• **GIVEN EXERCISE**:
Copy the data that follows exactly. Include no pictures.

******************************

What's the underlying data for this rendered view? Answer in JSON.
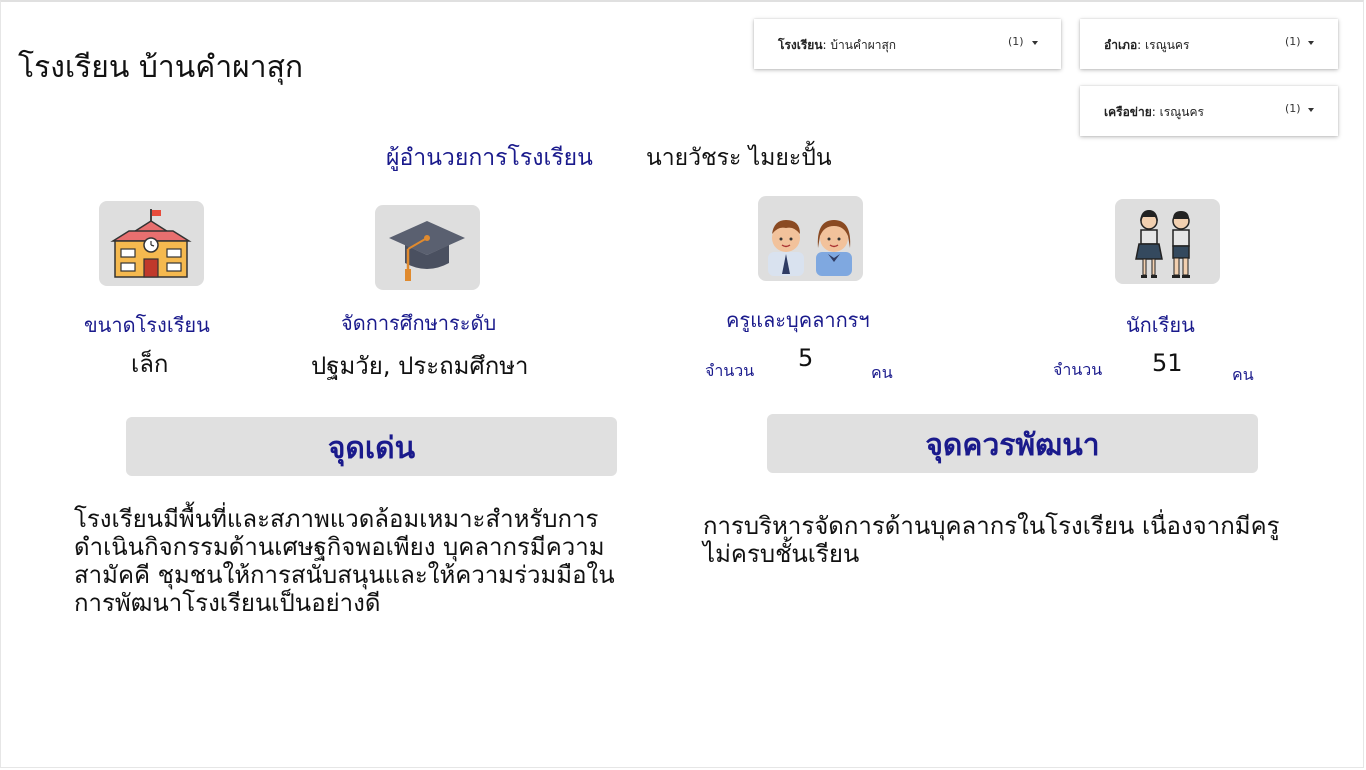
{
  "header": {
    "title": "โรงเรียน บ้านคำผาสุก"
  },
  "filters": [
    {
      "label": "โรงเรียน",
      "value": "บ้านคำผาสุก",
      "count": "(1)"
    },
    {
      "label": "อำเภอ",
      "value": "เรณูนคร",
      "count": "(1)"
    },
    {
      "label": "เครือข่าย",
      "value": "เรณูนคร",
      "count": "(1)"
    }
  ],
  "director": {
    "label": "ผู้อำนวยการโรงเรียน",
    "name": "นายวัชระ ไมยะปั้น"
  },
  "stats": {
    "size": {
      "label": "ขนาดโรงเรียน",
      "value": "เล็ก",
      "icon": "school-building-icon"
    },
    "level": {
      "label": "จัดการศึกษาระดับ",
      "value": "ปฐมวัย, ประถมศึกษา",
      "icon": "graduation-cap-icon"
    },
    "teachers": {
      "label": "ครูและบุคลากรฯ",
      "prefix": "จำนวน",
      "value": "5",
      "unit": "คน",
      "icon": "teachers-icon"
    },
    "students": {
      "label": "นักเรียน",
      "prefix": "จำนวน",
      "value": "51",
      "unit": "คน",
      "icon": "students-icon"
    }
  },
  "strengths": {
    "title": "จุดเด่น",
    "lines": [
      "โรงเรียนมีพื้นที่และสภาพแวดล้อมเหมาะสำหรับการ",
      "ดำเนินกิจกรรมด้านเศษฐกิจพอเพียง บุคลากรมีความ",
      "สามัคคี ชุมชนให้การสนับสนุนและให้ความร่วมมือใน",
      "การพัฒนาโรงเรียนเป็นอย่างดี"
    ]
  },
  "improvements": {
    "title": "จุดควรพัฒนา",
    "lines": [
      "การบริหารจัดการด้านบุคลากรในโรงเรียน เนื่องจากมีครู",
      "ไม่ครบชั้นเรียน"
    ]
  },
  "colors": {
    "accent_navy": "#1a1a8c",
    "panel_gray": "#e0e0e0"
  }
}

******************************

• **EXPECTED ANSWER**:
What's the underlying data for this rendered view? Answer in JSON.
{
  "header": {
    "title": "โรงเรียน บ้านคำผาสุก"
  },
  "filters": [
    {
      "label": "โรงเรียน",
      "value": "บ้านคำผาสุก",
      "count": "(1)"
    },
    {
      "label": "อำเภอ",
      "value": "เรณูนคร",
      "count": "(1)"
    },
    {
      "label": "เครือข่าย",
      "value": "เรณูนคร",
      "count": "(1)"
    }
  ],
  "director": {
    "label": "ผู้อำนวยการโรงเรียน",
    "name": "นายวัชระ ไมยะปั้น"
  },
  "stats": {
    "size": {
      "label": "ขนาดโรงเรียน",
      "value": "เล็ก",
      "icon": "school-building-icon"
    },
    "level": {
      "label": "จัดการศึกษาระดับ",
      "value": "ปฐมวัย, ประถมศึกษา",
      "icon": "graduation-cap-icon"
    },
    "teachers": {
      "label": "ครูและบุคลากรฯ",
      "prefix": "จำนวน",
      "value": "5",
      "unit": "คน",
      "icon": "teachers-icon"
    },
    "students": {
      "label": "นักเรียน",
      "prefix": "จำนวน",
      "value": "51",
      "unit": "คน",
      "icon": "students-icon"
    }
  },
  "strengths": {
    "title": "จุดเด่น",
    "lines": [
      "โรงเรียนมีพื้นที่และสภาพแวดล้อมเหมาะสำหรับการ",
      "ดำเนินกิจกรรมด้านเศษฐกิจพอเพียง บุคลากรมีความ",
      "สามัคคี ชุมชนให้การสนับสนุนและให้ความร่วมมือใน",
      "การพัฒนาโรงเรียนเป็นอย่างดี"
    ]
  },
  "improvements": {
    "title": "จุดควรพัฒนา",
    "lines": [
      "การบริหารจัดการด้านบุคลากรในโรงเรียน เนื่องจากมีครู",
      "ไม่ครบชั้นเรียน"
    ]
  },
  "colors": {
    "accent_navy": "#1a1a8c",
    "panel_gray": "#e0e0e0"
  }
}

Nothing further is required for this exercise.